= EXERCISE DIRECTIONS =
Leave out any picture and return the remaining listing below exactly as given.

= DATASET CONTENT =
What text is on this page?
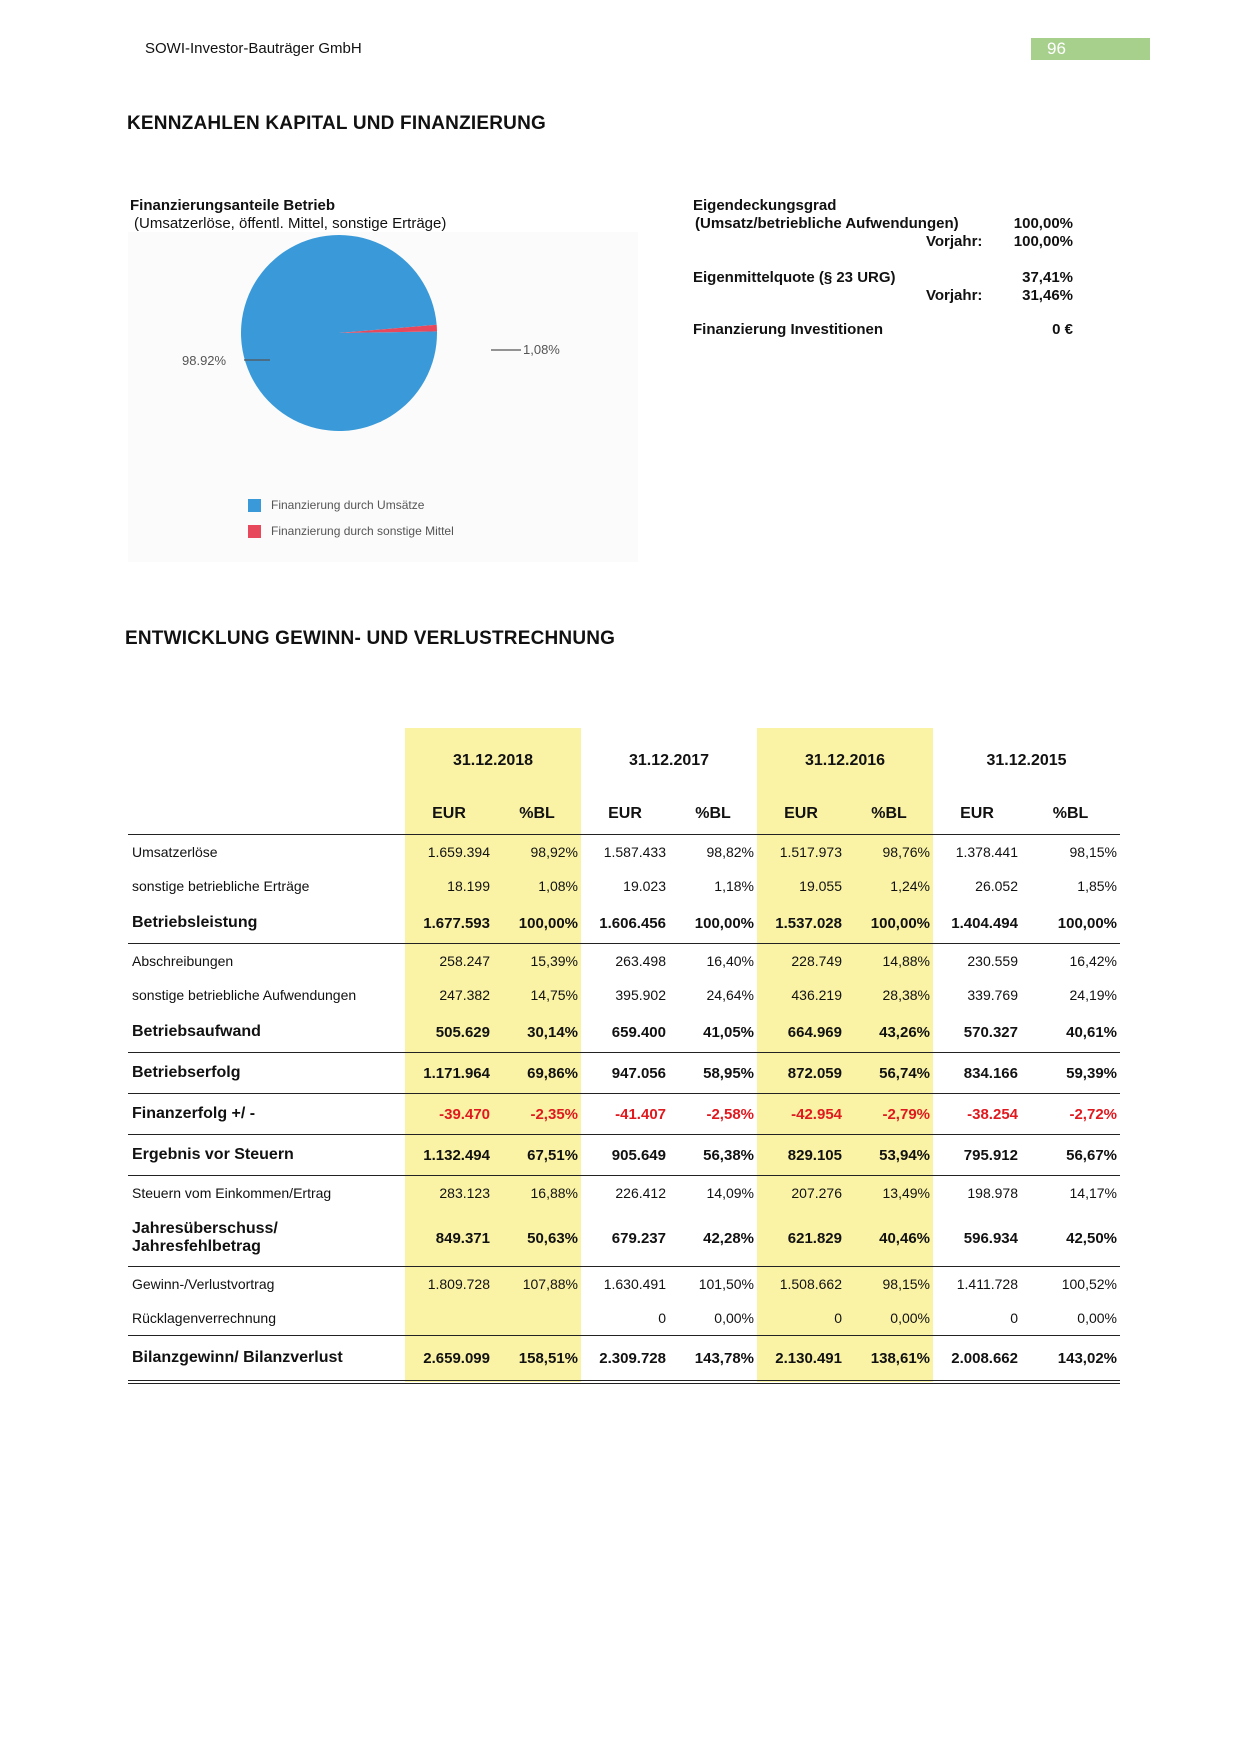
SOWI-Investor-Bauträger GmbH	96
KENNZAHLEN KAPITAL UND FINANZIERUNG
Finanzierungsanteile Betrieb
(Umsatzerlöse, öffentl. Mittel, sonstige Erträge)
98.92%
1,08%
Finanzierung durch Umsätze
Finanzierung durch sonstige Mittel
Eigendeckungsgrad
(Umsatz/betriebliche Aufwendungen)	100,00%
Vorjahr:	100,00%
Eigenmittelquote (§ 23 URG)	37,41%
Vorjahr:	31,46%
Finanzierung Investitionen	0 €
ENTWICKLUNG GEWINN- UND VERLUSTRECHNUNG
	31.12.2018		31.12.2017		31.12.2016		31.12.2015	
	EUR	%BL	EUR	%BL	EUR	%BL	EUR	%BL
Umsatzerlöse	1.659.394	98,92%	1.587.433	98,82%	1.517.973	98,76%	1.378.441	98,15%
sonstige betriebliche Erträge	18.199	1,08%	19.023	1,18%	19.055	1,24%	26.052	1,85%
Betriebsleistung	1.677.593	100,00%	1.606.456	100,00%	1.537.028	100,00%	1.404.494	100,00%
Abschreibungen	258.247	15,39%	263.498	16,40%	228.749	14,88%	230.559	16,42%
sonstige betriebliche Aufwendungen	247.382	14,75%	395.902	24,64%	436.219	28,38%	339.769	24,19%
Betriebsaufwand	505.629	30,14%	659.400	41,05%	664.969	43,26%	570.327	40,61%
Betriebserfolg	1.171.964	69,86%	947.056	58,95%	872.059	56,74%	834.166	59,39%
Finanzerfolg +/ -	-39.470	-2,35%	-41.407	-2,58%	-42.954	-2,79%	-38.254	-2,72%
Ergebnis vor Steuern	1.132.494	67,51%	905.649	56,38%	829.105	53,94%	795.912	56,67%
Steuern vom Einkommen/Ertrag	283.123	16,88%	226.412	14,09%	207.276	13,49%	198.978	14,17%

Jahresüberschuss/
Jahresfehlbetrag	849.371	50,63%	679.237	42,28%	621.829	40,46%	596.934	42,50%
Gewinn-/Verlustvortrag	1.809.728	107,88%	1.630.491	101,50%	1.508.662	98,15%	1.411.728	100,52%
Rücklagenverrechnung			0	0,00%	0	0,00%	0	0,00%
Bilanzgewinn/ Bilanzverlust	2.659.099	158,51%	2.309.728	143,78%	2.130.491	138,61%	2.008.662	143,02%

= RESULT FOR THIS EXERCISE =
What text is on this page?
SOWI-Investor-Bauträger GmbH	96
KENNZAHLEN KAPITAL UND FINANZIERUNG
Finanzierungsanteile Betrieb
(Umsatzerlöse, öffentl. Mittel, sonstige Erträge)
98.92%
1,08%
Finanzierung durch Umsätze
Finanzierung durch sonstige Mittel
Eigendeckungsgrad
(Umsatz/betriebliche Aufwendungen)	100,00%
Vorjahr:	100,00%
Eigenmittelquote (§ 23 URG)	37,41%
Vorjahr:	31,46%
Finanzierung Investitionen	0 €
ENTWICKLUNG GEWINN- UND VERLUSTRECHNUNG
	31.12.2018		31.12.2017		31.12.2016		31.12.2015	
	EUR	%BL	EUR	%BL	EUR	%BL	EUR	%BL
Umsatzerlöse	1.659.394	98,92%	1.587.433	98,82%	1.517.973	98,76%	1.378.441	98,15%
sonstige betriebliche Erträge	18.199	1,08%	19.023	1,18%	19.055	1,24%	26.052	1,85%
Betriebsleistung	1.677.593	100,00%	1.606.456	100,00%	1.537.028	100,00%	1.404.494	100,00%
Abschreibungen	258.247	15,39%	263.498	16,40%	228.749	14,88%	230.559	16,42%
sonstige betriebliche Aufwendungen	247.382	14,75%	395.902	24,64%	436.219	28,38%	339.769	24,19%
Betriebsaufwand	505.629	30,14%	659.400	41,05%	664.969	43,26%	570.327	40,61%
Betriebserfolg	1.171.964	69,86%	947.056	58,95%	872.059	56,74%	834.166	59,39%
Finanzerfolg +/ -	-39.470	-2,35%	-41.407	-2,58%	-42.954	-2,79%	-38.254	-2,72%
Ergebnis vor Steuern	1.132.494	67,51%	905.649	56,38%	829.105	53,94%	795.912	56,67%
Steuern vom Einkommen/Ertrag	283.123	16,88%	226.412	14,09%	207.276	13,49%	198.978	14,17%

Jahresüberschuss/
Jahresfehlbetrag	849.371	50,63%	679.237	42,28%	621.829	40,46%	596.934	42,50%
Gewinn-/Verlustvortrag	1.809.728	107,88%	1.630.491	101,50%	1.508.662	98,15%	1.411.728	100,52%
Rücklagenverrechnung			0	0,00%	0	0,00%	0	0,00%
Bilanzgewinn/ Bilanzverlust	2.659.099	158,51%	2.309.728	143,78%	2.130.491	138,61%	2.008.662	143,02%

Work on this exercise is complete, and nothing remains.